§ What to produce
Write the listing below out again exactly, dropping the images.

<<<<

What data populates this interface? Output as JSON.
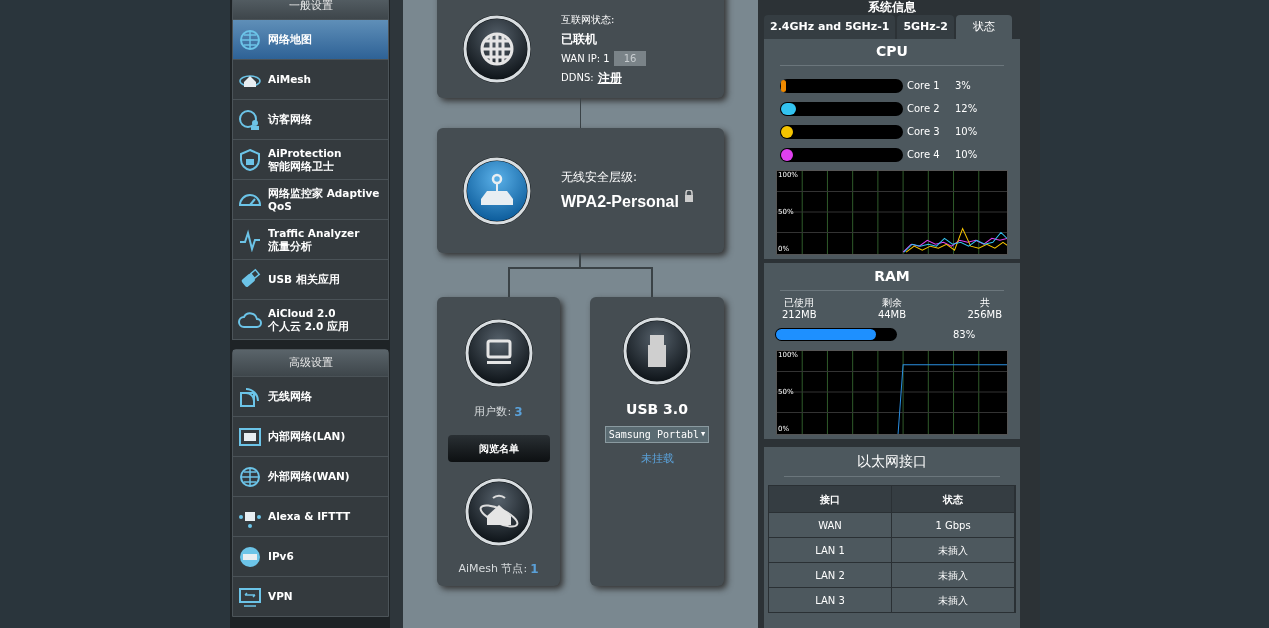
{
  "sidebar": {
    "groups": [
      {
        "title": "一般设置",
        "items": [
          {
            "lines": [
              "网络地图"
            ],
            "selected": true
          },
          {
            "lines": [
              "AiMesh"
            ],
            "selected": false
          },
          {
            "lines": [
              "访客网络"
            ],
            "selected": false
          },
          {
            "lines": [
              "AiProtection",
              "智能网络卫士"
            ],
            "selected": false
          },
          {
            "lines": [
              "网络监控家 Adaptive",
              "QoS"
            ],
            "selected": false
          },
          {
            "lines": [
              "Traffic Analyzer",
              "流量分析"
            ],
            "selected": false
          },
          {
            "lines": [
              "USB 相关应用"
            ],
            "selected": false
          },
          {
            "lines": [
              "AiCloud 2.0",
              "个人云 2.0 应用"
            ],
            "selected": false
          }
        ]
      },
      {
        "title": "高级设置",
        "items": [
          {
            "lines": [
              "无线网络"
            ],
            "selected": false
          },
          {
            "lines": [
              "内部网络(LAN)"
            ],
            "selected": false
          },
          {
            "lines": [
              "外部网络(WAN)"
            ],
            "selected": false
          },
          {
            "lines": [
              "Alexa & IFTTT"
            ],
            "selected": false
          },
          {
            "lines": [
              "IPv6"
            ],
            "selected": false
          },
          {
            "lines": [
              "VPN"
            ],
            "selected": false
          }
        ]
      }
    ]
  },
  "internet": {
    "status_label": "互联网状态:",
    "status": "已联机",
    "wan_ip_label": "WAN IP: 1",
    "wan_ip_blurred": "16",
    "ddns_label": "DDNS:",
    "ddns_link": "注册"
  },
  "wireless": {
    "label": "无线安全层级:",
    "value": "WPA2-Personal"
  },
  "clients": {
    "label": "用户数:",
    "count": "3",
    "button": "阅览名单",
    "aimesh_label": "AiMesh 节点:",
    "aimesh_count": "1"
  },
  "usb": {
    "title": "USB 3.0",
    "device": "Samsung Portabl",
    "caret": "▼",
    "status": "未挂载"
  },
  "system_info": {
    "title": "系统信息",
    "tabs": [
      {
        "label": "2.4GHz and 5GHz-1",
        "selected": false
      },
      {
        "label": "5GHz-2",
        "selected": false
      },
      {
        "label": "状态",
        "selected": true
      }
    ],
    "cpu": {
      "title": "CPU",
      "cores": [
        {
          "name": "Core 1",
          "reading": "3%",
          "level": 0.03,
          "color": "#f08a00"
        },
        {
          "name": "Core 2",
          "reading": "12%",
          "level": 0.12,
          "color": "#33c3f0"
        },
        {
          "name": "Core 3",
          "reading": "10%",
          "level": 0.1,
          "color": "#f5c400"
        },
        {
          "name": "Core 4",
          "reading": "10%",
          "level": 0.1,
          "color": "#e040f0"
        }
      ],
      "graph_labels": [
        "100%",
        "50%",
        "0%"
      ]
    },
    "ram": {
      "title": "RAM",
      "stats": [
        {
          "label": "已使用",
          "value": "212MB"
        },
        {
          "label": "剩余",
          "value": "44MB"
        },
        {
          "label": "共",
          "value": "256MB"
        }
      ],
      "level": 0.83,
      "reading": "83%",
      "graph_labels": [
        "100%",
        "50%",
        "0%"
      ]
    },
    "ethernet": {
      "title": "以太网接口",
      "columns": [
        "接口",
        "状态"
      ],
      "rows": [
        [
          "WAN",
          "1 Gbps"
        ],
        [
          "LAN 1",
          "未插入"
        ],
        [
          "LAN 2",
          "未插入"
        ],
        [
          "LAN 3",
          "未插入"
        ]
      ]
    }
  }
}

>>>>

§ Result of this exercise
What data populates this interface? Output as JSON.
{
  "sidebar": {
    "groups": [
      {
        "title": "一般设置",
        "items": [
          {
            "lines": [
              "网络地图"
            ],
            "selected": true
          },
          {
            "lines": [
              "AiMesh"
            ],
            "selected": false
          },
          {
            "lines": [
              "访客网络"
            ],
            "selected": false
          },
          {
            "lines": [
              "AiProtection",
              "智能网络卫士"
            ],
            "selected": false
          },
          {
            "lines": [
              "网络监控家 Adaptive",
              "QoS"
            ],
            "selected": false
          },
          {
            "lines": [
              "Traffic Analyzer",
              "流量分析"
            ],
            "selected": false
          },
          {
            "lines": [
              "USB 相关应用"
            ],
            "selected": false
          },
          {
            "lines": [
              "AiCloud 2.0",
              "个人云 2.0 应用"
            ],
            "selected": false
          }
        ]
      },
      {
        "title": "高级设置",
        "items": [
          {
            "lines": [
              "无线网络"
            ],
            "selected": false
          },
          {
            "lines": [
              "内部网络(LAN)"
            ],
            "selected": false
          },
          {
            "lines": [
              "外部网络(WAN)"
            ],
            "selected": false
          },
          {
            "lines": [
              "Alexa & IFTTT"
            ],
            "selected": false
          },
          {
            "lines": [
              "IPv6"
            ],
            "selected": false
          },
          {
            "lines": [
              "VPN"
            ],
            "selected": false
          }
        ]
      }
    ]
  },
  "internet": {
    "status_label": "互联网状态:",
    "status": "已联机",
    "wan_ip_label": "WAN IP: 1",
    "wan_ip_blurred": "16",
    "ddns_label": "DDNS:",
    "ddns_link": "注册"
  },
  "wireless": {
    "label": "无线安全层级:",
    "value": "WPA2-Personal"
  },
  "clients": {
    "label": "用户数:",
    "count": "3",
    "button": "阅览名单",
    "aimesh_label": "AiMesh 节点:",
    "aimesh_count": "1"
  },
  "usb": {
    "title": "USB 3.0",
    "device": "Samsung Portabl",
    "caret": "▼",
    "status": "未挂载"
  },
  "system_info": {
    "title": "系统信息",
    "tabs": [
      {
        "label": "2.4GHz and 5GHz-1",
        "selected": false
      },
      {
        "label": "5GHz-2",
        "selected": false
      },
      {
        "label": "状态",
        "selected": true
      }
    ],
    "cpu": {
      "title": "CPU",
      "cores": [
        {
          "name": "Core 1",
          "reading": "3%",
          "level": 0.03,
          "color": "#f08a00"
        },
        {
          "name": "Core 2",
          "reading": "12%",
          "level": 0.12,
          "color": "#33c3f0"
        },
        {
          "name": "Core 3",
          "reading": "10%",
          "level": 0.1,
          "color": "#f5c400"
        },
        {
          "name": "Core 4",
          "reading": "10%",
          "level": 0.1,
          "color": "#e040f0"
        }
      ],
      "graph_labels": [
        "100%",
        "50%",
        "0%"
      ]
    },
    "ram": {
      "title": "RAM",
      "stats": [
        {
          "label": "已使用",
          "value": "212MB"
        },
        {
          "label": "剩余",
          "value": "44MB"
        },
        {
          "label": "共",
          "value": "256MB"
        }
      ],
      "level": 0.83,
      "reading": "83%",
      "graph_labels": [
        "100%",
        "50%",
        "0%"
      ]
    },
    "ethernet": {
      "title": "以太网接口",
      "columns": [
        "接口",
        "状态"
      ],
      "rows": [
        [
          "WAN",
          "1 Gbps"
        ],
        [
          "LAN 1",
          "未插入"
        ],
        [
          "LAN 2",
          "未插入"
        ],
        [
          "LAN 3",
          "未插入"
        ]
      ]
    }
  }
}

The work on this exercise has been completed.